Materials provided ▸
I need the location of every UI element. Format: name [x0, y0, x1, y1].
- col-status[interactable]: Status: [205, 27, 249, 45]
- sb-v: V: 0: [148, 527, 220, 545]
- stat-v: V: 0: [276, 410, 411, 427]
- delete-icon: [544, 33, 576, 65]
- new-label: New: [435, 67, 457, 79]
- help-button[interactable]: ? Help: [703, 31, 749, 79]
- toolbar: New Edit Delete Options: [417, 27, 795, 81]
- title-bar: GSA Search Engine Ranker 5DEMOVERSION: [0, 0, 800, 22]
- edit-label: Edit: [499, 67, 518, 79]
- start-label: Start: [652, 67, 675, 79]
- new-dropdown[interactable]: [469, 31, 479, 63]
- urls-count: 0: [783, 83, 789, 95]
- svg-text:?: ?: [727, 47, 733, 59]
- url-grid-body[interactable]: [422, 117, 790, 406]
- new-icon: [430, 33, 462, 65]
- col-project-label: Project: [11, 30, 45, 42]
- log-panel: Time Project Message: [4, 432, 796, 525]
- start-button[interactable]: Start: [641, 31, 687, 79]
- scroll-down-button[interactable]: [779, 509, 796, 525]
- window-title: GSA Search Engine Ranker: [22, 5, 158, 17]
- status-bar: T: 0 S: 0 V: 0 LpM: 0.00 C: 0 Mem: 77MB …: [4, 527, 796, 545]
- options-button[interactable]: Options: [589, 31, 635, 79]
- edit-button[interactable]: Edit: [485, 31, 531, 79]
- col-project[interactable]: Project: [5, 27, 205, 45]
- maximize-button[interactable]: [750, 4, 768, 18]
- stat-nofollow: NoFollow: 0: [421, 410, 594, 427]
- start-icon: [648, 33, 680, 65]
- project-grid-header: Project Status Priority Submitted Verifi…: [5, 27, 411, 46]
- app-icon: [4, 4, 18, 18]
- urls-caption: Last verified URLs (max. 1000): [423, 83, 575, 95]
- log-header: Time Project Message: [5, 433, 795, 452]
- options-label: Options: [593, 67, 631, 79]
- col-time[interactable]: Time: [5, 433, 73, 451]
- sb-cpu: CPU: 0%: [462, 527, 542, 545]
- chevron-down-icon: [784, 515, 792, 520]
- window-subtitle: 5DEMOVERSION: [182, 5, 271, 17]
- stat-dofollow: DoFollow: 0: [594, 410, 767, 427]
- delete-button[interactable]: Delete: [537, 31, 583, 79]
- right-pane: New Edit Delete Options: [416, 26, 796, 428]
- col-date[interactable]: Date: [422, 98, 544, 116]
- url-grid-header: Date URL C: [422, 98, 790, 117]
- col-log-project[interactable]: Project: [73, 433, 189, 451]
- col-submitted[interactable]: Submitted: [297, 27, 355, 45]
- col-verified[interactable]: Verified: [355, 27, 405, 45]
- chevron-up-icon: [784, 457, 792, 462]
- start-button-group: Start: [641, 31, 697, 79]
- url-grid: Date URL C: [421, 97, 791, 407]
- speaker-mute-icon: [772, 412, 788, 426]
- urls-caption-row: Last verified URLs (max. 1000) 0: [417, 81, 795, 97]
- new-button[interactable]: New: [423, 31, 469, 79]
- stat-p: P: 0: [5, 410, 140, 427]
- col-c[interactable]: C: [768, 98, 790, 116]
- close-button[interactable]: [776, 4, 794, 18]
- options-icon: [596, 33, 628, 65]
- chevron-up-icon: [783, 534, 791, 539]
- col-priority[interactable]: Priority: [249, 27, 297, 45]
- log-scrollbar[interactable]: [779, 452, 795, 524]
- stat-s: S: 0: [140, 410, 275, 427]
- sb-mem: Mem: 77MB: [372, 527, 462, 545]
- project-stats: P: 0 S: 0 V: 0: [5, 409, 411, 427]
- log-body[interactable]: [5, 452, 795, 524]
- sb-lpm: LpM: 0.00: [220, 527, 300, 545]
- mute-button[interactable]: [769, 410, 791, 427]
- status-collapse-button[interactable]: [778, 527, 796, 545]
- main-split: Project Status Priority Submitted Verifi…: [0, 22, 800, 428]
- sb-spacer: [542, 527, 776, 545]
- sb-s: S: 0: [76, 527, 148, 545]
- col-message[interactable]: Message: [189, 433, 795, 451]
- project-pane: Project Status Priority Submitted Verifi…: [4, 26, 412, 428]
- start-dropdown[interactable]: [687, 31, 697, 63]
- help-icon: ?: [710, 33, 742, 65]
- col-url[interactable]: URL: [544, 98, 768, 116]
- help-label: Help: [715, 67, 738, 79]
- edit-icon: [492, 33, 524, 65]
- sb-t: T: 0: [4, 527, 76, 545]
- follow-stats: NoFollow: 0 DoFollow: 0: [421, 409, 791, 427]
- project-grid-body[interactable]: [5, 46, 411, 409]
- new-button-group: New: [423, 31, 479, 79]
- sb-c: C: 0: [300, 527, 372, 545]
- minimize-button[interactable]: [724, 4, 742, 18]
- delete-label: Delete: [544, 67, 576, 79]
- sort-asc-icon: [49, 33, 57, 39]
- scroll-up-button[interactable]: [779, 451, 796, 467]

Task objective ▸ Copy out every one of the lines above without changing anything.

Solution to the exercise ▸
I need the location of every UI element. Format: name [x0, y0, x1, y1].
- col-status[interactable]: Status: [205, 27, 249, 45]
- sb-v: V: 0: [148, 527, 220, 545]
- stat-v: V: 0: [276, 410, 411, 427]
- delete-icon: [544, 33, 576, 65]
- new-label: New: [435, 67, 457, 79]
- help-button[interactable]: ? Help: [703, 31, 749, 79]
- toolbar: New Edit Delete Options: [417, 27, 795, 81]
- title-bar: GSA Search Engine Ranker 5DEMOVERSION: [0, 0, 800, 22]
- edit-label: Edit: [499, 67, 518, 79]
- start-label: Start: [652, 67, 675, 79]
- new-dropdown[interactable]: [469, 31, 479, 63]
- urls-count: 0: [783, 83, 789, 95]
- svg-text:?: ?: [727, 47, 733, 59]
- url-grid-body[interactable]: [422, 117, 790, 406]
- new-icon: [430, 33, 462, 65]
- col-project-label: Project: [11, 30, 45, 42]
- log-panel: Time Project Message: [4, 432, 796, 525]
- start-button[interactable]: Start: [641, 31, 687, 79]
- scroll-down-button[interactable]: [779, 509, 796, 525]
- window-title: GSA Search Engine Ranker: [22, 5, 158, 17]
- status-bar: T: 0 S: 0 V: 0 LpM: 0.00 C: 0 Mem: 77MB …: [4, 527, 796, 545]
- options-button[interactable]: Options: [589, 31, 635, 79]
- edit-button[interactable]: Edit: [485, 31, 531, 79]
- col-project[interactable]: Project: [5, 27, 205, 45]
- maximize-button[interactable]: [750, 4, 768, 18]
- stat-nofollow: NoFollow: 0: [421, 410, 594, 427]
- start-icon: [648, 33, 680, 65]
- project-grid-header: Project Status Priority Submitted Verifi…: [5, 27, 411, 46]
- app-icon: [4, 4, 18, 18]
- urls-caption: Last verified URLs (max. 1000): [423, 83, 575, 95]
- log-header: Time Project Message: [5, 433, 795, 452]
- options-label: Options: [593, 67, 631, 79]
- col-time[interactable]: Time: [5, 433, 73, 451]
- sb-cpu: CPU: 0%: [462, 527, 542, 545]
- chevron-down-icon: [784, 515, 792, 520]
- window-subtitle: 5DEMOVERSION: [182, 5, 271, 17]
- stat-dofollow: DoFollow: 0: [594, 410, 767, 427]
- delete-button[interactable]: Delete: [537, 31, 583, 79]
- right-pane: New Edit Delete Options: [416, 26, 796, 428]
- col-date[interactable]: Date: [422, 98, 544, 116]
- url-grid-header: Date URL C: [422, 98, 790, 117]
- col-log-project[interactable]: Project: [73, 433, 189, 451]
- col-submitted[interactable]: Submitted: [297, 27, 355, 45]
- col-verified[interactable]: Verified: [355, 27, 405, 45]
- chevron-up-icon: [784, 457, 792, 462]
- start-button-group: Start: [641, 31, 697, 79]
- url-grid: Date URL C: [421, 97, 791, 407]
- speaker-mute-icon: [772, 412, 788, 426]
- urls-caption-row: Last verified URLs (max. 1000) 0: [417, 81, 795, 97]
- new-button[interactable]: New: [423, 31, 469, 79]
- stat-p: P: 0: [5, 410, 140, 427]
- col-c[interactable]: C: [768, 98, 790, 116]
- close-button[interactable]: [776, 4, 794, 18]
- options-icon: [596, 33, 628, 65]
- chevron-up-icon: [783, 534, 791, 539]
- col-priority[interactable]: Priority: [249, 27, 297, 45]
- log-scrollbar[interactable]: [779, 452, 795, 524]
- stat-s: S: 0: [140, 410, 275, 427]
- sb-mem: Mem: 77MB: [372, 527, 462, 545]
- project-stats: P: 0 S: 0 V: 0: [5, 409, 411, 427]
- log-body[interactable]: [5, 452, 795, 524]
- sb-lpm: LpM: 0.00: [220, 527, 300, 545]
- mute-button[interactable]: [769, 410, 791, 427]
- status-collapse-button[interactable]: [778, 527, 796, 545]
- main-split: Project Status Priority Submitted Verifi…: [0, 22, 800, 428]
- sb-spacer: [542, 527, 776, 545]
- sb-s: S: 0: [76, 527, 148, 545]
- col-message[interactable]: Message: [189, 433, 795, 451]
- project-pane: Project Status Priority Submitted Verifi…: [4, 26, 412, 428]
- start-dropdown[interactable]: [687, 31, 697, 63]
- help-icon: ?: [710, 33, 742, 65]
- col-url[interactable]: URL: [544, 98, 768, 116]
- help-label: Help: [715, 67, 738, 79]
- edit-icon: [492, 33, 524, 65]
- sb-t: T: 0: [4, 527, 76, 545]
- follow-stats: NoFollow: 0 DoFollow: 0: [421, 409, 791, 427]
- project-grid-body[interactable]: [5, 46, 411, 409]
- new-button-group: New: [423, 31, 479, 79]
- sb-c: C: 0: [300, 527, 372, 545]
- minimize-button[interactable]: [724, 4, 742, 18]
- delete-label: Delete: [544, 67, 576, 79]
- sort-asc-icon: [49, 33, 57, 39]
- scroll-up-button[interactable]: [779, 451, 796, 467]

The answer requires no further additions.